EXERCISE PROMPT → Output only the lines from the one holding "Convert this document image to plain text." to the end of the data below, please, copied exactly.

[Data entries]
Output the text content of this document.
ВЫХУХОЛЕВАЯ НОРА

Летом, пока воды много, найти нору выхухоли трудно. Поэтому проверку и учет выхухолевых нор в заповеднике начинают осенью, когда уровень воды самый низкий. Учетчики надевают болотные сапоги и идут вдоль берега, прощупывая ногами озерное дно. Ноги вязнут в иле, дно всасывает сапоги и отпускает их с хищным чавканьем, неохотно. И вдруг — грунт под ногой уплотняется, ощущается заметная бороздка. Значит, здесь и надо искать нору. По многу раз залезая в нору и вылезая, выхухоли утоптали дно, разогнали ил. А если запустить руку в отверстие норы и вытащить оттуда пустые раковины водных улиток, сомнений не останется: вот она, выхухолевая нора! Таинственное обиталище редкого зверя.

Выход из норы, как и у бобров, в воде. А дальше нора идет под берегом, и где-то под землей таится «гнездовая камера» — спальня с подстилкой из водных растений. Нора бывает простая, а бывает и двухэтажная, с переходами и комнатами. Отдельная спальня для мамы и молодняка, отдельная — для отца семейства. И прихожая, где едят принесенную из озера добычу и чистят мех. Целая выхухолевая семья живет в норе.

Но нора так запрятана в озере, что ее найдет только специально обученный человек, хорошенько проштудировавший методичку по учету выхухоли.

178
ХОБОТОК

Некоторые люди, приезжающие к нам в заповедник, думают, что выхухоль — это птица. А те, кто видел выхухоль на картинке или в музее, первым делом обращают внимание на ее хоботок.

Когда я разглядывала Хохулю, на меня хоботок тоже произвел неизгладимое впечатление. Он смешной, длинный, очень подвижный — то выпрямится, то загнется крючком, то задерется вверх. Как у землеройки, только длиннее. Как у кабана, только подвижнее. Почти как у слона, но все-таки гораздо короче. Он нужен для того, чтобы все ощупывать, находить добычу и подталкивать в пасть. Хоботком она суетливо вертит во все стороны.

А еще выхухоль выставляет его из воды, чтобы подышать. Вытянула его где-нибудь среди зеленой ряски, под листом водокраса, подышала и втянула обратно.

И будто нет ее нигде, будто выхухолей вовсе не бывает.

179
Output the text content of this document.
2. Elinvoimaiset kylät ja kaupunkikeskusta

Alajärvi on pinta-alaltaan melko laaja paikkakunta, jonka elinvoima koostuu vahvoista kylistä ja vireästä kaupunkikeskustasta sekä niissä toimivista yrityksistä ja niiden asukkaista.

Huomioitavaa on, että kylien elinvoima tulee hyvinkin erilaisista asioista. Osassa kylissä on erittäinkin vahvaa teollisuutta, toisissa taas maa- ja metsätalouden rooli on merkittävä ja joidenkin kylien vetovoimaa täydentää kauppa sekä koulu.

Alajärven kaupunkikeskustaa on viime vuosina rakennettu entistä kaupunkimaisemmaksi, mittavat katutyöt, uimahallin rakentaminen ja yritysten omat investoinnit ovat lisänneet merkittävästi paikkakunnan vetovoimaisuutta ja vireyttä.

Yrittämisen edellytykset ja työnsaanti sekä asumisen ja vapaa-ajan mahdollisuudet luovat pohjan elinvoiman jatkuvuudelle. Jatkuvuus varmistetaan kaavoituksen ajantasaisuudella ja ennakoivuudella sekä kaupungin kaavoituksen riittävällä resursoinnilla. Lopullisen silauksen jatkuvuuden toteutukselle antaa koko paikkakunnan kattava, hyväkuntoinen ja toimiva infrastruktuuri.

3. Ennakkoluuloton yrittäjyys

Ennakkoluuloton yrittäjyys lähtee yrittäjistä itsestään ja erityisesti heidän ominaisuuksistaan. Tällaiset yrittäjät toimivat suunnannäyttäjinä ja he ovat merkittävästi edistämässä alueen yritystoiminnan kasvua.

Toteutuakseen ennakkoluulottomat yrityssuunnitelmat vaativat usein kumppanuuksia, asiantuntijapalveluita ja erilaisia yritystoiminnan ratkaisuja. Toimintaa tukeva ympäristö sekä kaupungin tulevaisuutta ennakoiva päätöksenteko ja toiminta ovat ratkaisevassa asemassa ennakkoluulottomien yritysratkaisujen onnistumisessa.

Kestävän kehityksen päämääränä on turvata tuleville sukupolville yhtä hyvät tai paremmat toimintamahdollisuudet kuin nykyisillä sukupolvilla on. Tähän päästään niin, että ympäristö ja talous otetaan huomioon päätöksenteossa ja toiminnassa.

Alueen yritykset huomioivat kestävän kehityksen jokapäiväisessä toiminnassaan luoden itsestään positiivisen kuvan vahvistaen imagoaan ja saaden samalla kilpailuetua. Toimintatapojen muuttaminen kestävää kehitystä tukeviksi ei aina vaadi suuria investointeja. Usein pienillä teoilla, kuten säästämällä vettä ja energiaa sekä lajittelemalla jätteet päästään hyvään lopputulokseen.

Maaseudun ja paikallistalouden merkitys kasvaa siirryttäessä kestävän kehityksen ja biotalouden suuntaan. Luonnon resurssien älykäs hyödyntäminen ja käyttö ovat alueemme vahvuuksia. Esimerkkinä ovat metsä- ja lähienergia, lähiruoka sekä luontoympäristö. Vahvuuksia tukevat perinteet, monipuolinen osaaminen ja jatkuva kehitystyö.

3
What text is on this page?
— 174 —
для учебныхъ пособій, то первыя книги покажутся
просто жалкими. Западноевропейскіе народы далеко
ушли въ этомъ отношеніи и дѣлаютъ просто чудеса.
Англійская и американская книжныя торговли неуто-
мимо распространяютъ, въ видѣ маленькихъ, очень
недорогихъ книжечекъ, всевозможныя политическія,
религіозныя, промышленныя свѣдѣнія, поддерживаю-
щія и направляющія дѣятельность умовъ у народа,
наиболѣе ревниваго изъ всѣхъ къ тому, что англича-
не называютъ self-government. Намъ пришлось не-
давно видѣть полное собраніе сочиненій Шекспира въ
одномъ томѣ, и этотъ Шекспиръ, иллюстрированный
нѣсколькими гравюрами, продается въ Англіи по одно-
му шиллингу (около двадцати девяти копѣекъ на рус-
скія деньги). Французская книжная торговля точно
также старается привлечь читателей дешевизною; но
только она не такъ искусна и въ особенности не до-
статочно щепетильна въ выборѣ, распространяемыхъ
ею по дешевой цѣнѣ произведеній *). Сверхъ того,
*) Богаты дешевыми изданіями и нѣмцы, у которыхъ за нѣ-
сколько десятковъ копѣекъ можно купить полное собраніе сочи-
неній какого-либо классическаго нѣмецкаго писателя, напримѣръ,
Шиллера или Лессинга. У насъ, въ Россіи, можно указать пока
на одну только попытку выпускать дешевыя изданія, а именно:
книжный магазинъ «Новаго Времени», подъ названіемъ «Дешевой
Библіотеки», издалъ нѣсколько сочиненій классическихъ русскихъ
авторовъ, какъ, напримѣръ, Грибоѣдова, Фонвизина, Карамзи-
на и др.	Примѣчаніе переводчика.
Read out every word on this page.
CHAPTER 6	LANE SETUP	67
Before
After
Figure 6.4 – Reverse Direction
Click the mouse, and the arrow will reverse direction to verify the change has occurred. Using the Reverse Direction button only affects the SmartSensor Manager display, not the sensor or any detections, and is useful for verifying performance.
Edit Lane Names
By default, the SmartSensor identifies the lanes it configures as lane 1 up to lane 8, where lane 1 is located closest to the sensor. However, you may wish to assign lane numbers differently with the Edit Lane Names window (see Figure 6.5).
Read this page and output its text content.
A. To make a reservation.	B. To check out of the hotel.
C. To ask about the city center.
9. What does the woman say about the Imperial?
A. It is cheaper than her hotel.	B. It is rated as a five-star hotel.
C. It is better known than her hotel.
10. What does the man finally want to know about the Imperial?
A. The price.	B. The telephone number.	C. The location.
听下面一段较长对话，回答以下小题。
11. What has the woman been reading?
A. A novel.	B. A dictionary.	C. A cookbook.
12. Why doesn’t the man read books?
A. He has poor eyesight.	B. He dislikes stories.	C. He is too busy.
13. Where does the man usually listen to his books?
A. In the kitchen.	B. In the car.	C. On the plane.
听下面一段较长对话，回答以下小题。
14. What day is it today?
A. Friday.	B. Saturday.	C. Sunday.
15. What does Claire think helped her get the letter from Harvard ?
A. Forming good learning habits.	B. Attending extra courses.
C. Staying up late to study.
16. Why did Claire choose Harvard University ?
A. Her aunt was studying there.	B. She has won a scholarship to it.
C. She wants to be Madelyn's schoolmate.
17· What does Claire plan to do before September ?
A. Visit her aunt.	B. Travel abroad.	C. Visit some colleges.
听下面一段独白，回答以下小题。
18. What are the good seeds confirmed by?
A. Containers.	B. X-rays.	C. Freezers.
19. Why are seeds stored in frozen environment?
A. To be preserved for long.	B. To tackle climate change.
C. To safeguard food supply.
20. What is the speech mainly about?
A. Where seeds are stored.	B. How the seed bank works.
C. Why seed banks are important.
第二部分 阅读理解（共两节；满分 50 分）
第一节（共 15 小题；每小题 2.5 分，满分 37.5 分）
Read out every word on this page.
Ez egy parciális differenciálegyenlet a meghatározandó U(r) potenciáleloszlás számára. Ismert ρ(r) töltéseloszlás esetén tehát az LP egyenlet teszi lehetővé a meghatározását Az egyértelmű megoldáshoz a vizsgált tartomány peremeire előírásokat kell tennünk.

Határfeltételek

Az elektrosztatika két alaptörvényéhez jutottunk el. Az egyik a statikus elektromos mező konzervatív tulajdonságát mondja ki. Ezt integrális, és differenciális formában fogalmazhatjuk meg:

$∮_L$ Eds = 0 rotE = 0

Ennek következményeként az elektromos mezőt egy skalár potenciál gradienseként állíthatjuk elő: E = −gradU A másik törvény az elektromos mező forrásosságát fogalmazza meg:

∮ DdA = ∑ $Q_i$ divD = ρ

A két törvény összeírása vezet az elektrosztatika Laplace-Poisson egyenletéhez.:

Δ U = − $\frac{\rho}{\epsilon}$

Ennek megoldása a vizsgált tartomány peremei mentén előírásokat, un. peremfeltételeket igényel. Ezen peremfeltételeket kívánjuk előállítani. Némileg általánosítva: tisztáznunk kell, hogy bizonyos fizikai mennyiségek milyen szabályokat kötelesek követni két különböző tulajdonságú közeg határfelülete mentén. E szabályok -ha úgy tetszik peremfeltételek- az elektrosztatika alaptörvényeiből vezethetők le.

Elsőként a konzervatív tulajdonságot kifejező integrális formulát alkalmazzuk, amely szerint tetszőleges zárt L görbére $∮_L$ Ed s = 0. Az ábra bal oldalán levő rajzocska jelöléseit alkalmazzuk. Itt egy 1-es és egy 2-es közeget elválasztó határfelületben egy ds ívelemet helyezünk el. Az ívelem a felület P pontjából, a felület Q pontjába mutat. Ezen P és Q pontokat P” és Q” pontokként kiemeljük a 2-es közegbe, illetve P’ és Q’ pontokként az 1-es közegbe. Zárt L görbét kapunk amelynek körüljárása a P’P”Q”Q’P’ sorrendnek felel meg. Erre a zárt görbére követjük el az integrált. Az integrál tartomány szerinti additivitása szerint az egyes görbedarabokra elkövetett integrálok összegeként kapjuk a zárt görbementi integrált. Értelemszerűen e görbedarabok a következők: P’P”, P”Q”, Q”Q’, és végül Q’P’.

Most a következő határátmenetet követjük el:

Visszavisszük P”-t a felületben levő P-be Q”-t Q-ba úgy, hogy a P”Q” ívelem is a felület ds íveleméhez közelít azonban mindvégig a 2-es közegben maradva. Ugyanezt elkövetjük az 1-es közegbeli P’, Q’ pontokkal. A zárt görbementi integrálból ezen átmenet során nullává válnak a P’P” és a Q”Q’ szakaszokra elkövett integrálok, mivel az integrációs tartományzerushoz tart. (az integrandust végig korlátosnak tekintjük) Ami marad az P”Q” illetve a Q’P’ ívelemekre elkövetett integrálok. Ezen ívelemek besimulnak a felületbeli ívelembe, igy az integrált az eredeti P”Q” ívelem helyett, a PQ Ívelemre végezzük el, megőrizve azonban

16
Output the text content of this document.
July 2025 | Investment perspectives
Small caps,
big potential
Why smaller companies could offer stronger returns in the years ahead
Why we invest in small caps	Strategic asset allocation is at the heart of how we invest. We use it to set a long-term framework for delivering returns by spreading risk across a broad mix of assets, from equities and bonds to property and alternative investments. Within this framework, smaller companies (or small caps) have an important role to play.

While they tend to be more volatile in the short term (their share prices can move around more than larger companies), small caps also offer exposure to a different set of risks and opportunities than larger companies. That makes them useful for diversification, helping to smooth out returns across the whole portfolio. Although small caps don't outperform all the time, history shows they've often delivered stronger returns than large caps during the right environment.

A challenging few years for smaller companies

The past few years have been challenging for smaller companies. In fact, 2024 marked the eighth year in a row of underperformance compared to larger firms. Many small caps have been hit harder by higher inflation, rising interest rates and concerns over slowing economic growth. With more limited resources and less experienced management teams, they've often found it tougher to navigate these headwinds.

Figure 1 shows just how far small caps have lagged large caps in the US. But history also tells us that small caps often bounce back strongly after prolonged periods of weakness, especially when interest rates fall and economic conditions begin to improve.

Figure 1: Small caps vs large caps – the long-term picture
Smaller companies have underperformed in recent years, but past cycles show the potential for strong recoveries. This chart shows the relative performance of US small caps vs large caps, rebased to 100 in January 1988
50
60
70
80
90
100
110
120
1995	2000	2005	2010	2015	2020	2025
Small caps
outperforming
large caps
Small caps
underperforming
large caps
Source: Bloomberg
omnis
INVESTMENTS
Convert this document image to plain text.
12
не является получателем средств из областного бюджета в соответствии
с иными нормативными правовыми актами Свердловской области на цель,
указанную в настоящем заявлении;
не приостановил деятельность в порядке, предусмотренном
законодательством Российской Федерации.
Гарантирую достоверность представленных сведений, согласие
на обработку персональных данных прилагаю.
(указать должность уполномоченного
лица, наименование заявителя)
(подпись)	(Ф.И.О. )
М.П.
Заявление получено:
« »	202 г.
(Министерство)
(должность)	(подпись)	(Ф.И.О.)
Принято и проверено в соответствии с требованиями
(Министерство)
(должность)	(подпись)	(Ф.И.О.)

THE SOLUTION →
Convert this document image to plain text.
12
не является получателем средств из областного бюджета в соответствии
с иными нормативными правовыми актами Свердловской области на цель,
указанную в настоящем заявлении;
не приостановил деятельность в порядке, предусмотренном
законодательством Российской Федерации.
Гарантирую достоверность представленных сведений, согласие
на обработку персональных данных прилагаю.
(указать должность уполномоченного
лица, наименование заявителя)
(подпись)	(Ф.И.О. )
М.П.
Заявление получено:
« »	202 г.
(Министерство)
(должность)	(подпись)	(Ф.И.О.)
Принято и проверено в соответствии с требованиями
(Министерство)
(должность)	(подпись)	(Ф.И.О.)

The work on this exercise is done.